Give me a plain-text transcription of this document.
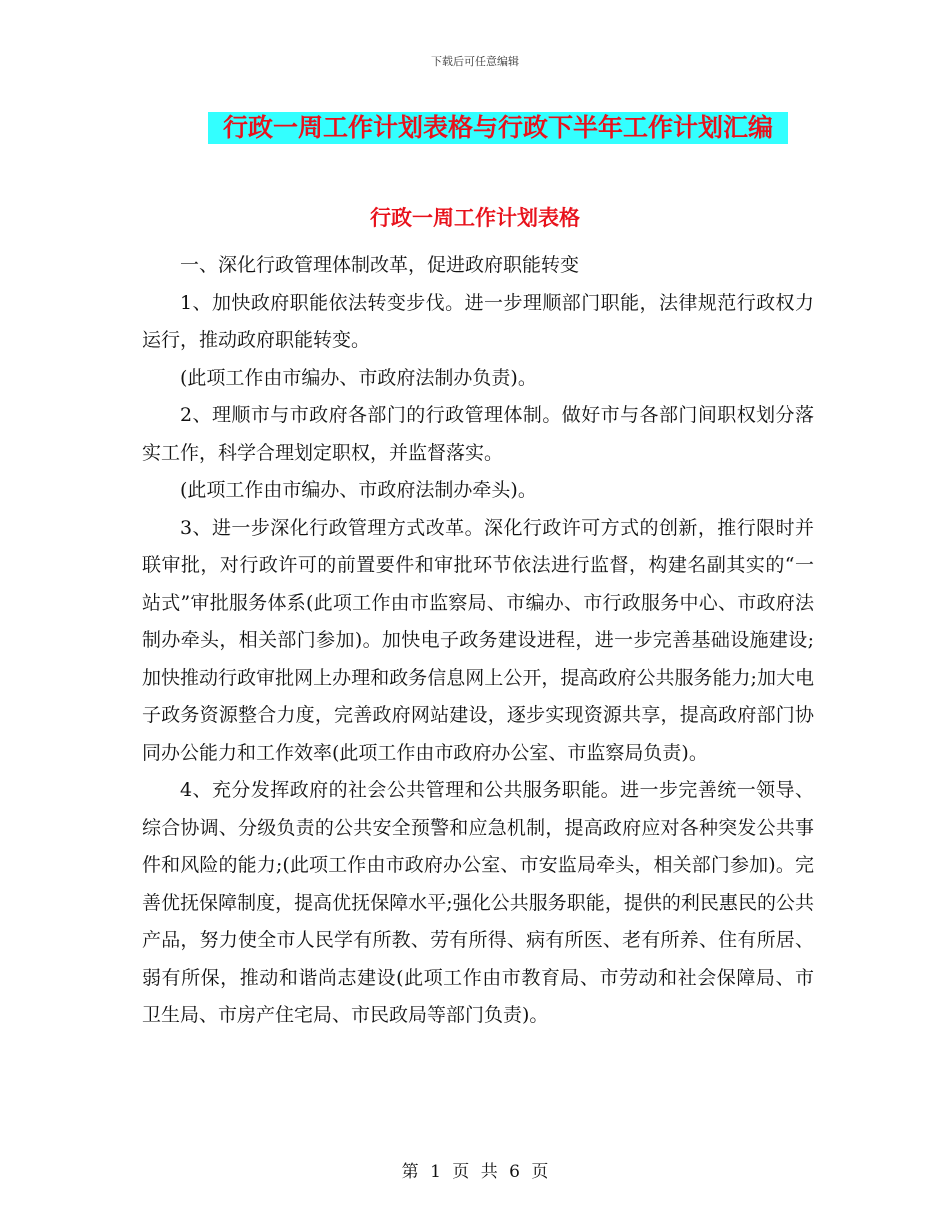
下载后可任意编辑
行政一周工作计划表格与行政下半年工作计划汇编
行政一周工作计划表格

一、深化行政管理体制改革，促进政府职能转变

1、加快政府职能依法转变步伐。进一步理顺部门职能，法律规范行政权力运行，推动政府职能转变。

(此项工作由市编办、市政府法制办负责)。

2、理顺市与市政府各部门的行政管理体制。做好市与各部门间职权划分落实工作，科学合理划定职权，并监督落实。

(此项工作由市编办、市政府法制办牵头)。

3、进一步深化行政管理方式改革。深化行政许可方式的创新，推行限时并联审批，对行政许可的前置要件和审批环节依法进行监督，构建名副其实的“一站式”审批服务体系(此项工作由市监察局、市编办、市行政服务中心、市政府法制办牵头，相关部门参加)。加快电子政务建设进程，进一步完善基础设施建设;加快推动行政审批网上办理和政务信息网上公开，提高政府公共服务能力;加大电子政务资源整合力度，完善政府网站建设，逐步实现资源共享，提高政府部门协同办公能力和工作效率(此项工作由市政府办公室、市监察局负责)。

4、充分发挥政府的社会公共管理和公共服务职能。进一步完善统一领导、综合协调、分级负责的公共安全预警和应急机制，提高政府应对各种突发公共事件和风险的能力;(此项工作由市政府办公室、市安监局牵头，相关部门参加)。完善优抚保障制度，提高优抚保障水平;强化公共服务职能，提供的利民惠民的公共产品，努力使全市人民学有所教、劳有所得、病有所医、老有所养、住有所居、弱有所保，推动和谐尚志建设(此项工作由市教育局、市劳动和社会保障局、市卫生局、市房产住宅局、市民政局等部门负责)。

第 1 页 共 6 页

━━━━━━━━━━━━━━━━━━━━━━━━━━━━━━

Retype every record above exactly as written, but leave out the pictures.

◆ Solution to the problem
Give me a plain-text transcription of this document.
下载后可任意编辑
行政一周工作计划表格与行政下半年工作计划汇编
行政一周工作计划表格

一、深化行政管理体制改革，促进政府职能转变

1、加快政府职能依法转变步伐。进一步理顺部门职能，法律规范行政权力运行，推动政府职能转变。

(此项工作由市编办、市政府法制办负责)。

2、理顺市与市政府各部门的行政管理体制。做好市与各部门间职权划分落实工作，科学合理划定职权，并监督落实。

(此项工作由市编办、市政府法制办牵头)。

3、进一步深化行政管理方式改革。深化行政许可方式的创新，推行限时并联审批，对行政许可的前置要件和审批环节依法进行监督，构建名副其实的“一站式”审批服务体系(此项工作由市监察局、市编办、市行政服务中心、市政府法制办牵头，相关部门参加)。加快电子政务建设进程，进一步完善基础设施建设;加快推动行政审批网上办理和政务信息网上公开，提高政府公共服务能力;加大电子政务资源整合力度，完善政府网站建设，逐步实现资源共享，提高政府部门协同办公能力和工作效率(此项工作由市政府办公室、市监察局负责)。

4、充分发挥政府的社会公共管理和公共服务职能。进一步完善统一领导、综合协调、分级负责的公共安全预警和应急机制，提高政府应对各种突发公共事件和风险的能力;(此项工作由市政府办公室、市安监局牵头，相关部门参加)。完善优抚保障制度，提高优抚保障水平;强化公共服务职能，提供的利民惠民的公共产品，努力使全市人民学有所教、劳有所得、病有所医、老有所养、住有所居、弱有所保，推动和谐尚志建设(此项工作由市教育局、市劳动和社会保障局、市卫生局、市房产住宅局、市民政局等部门负责)。

第 1 页 共 6 页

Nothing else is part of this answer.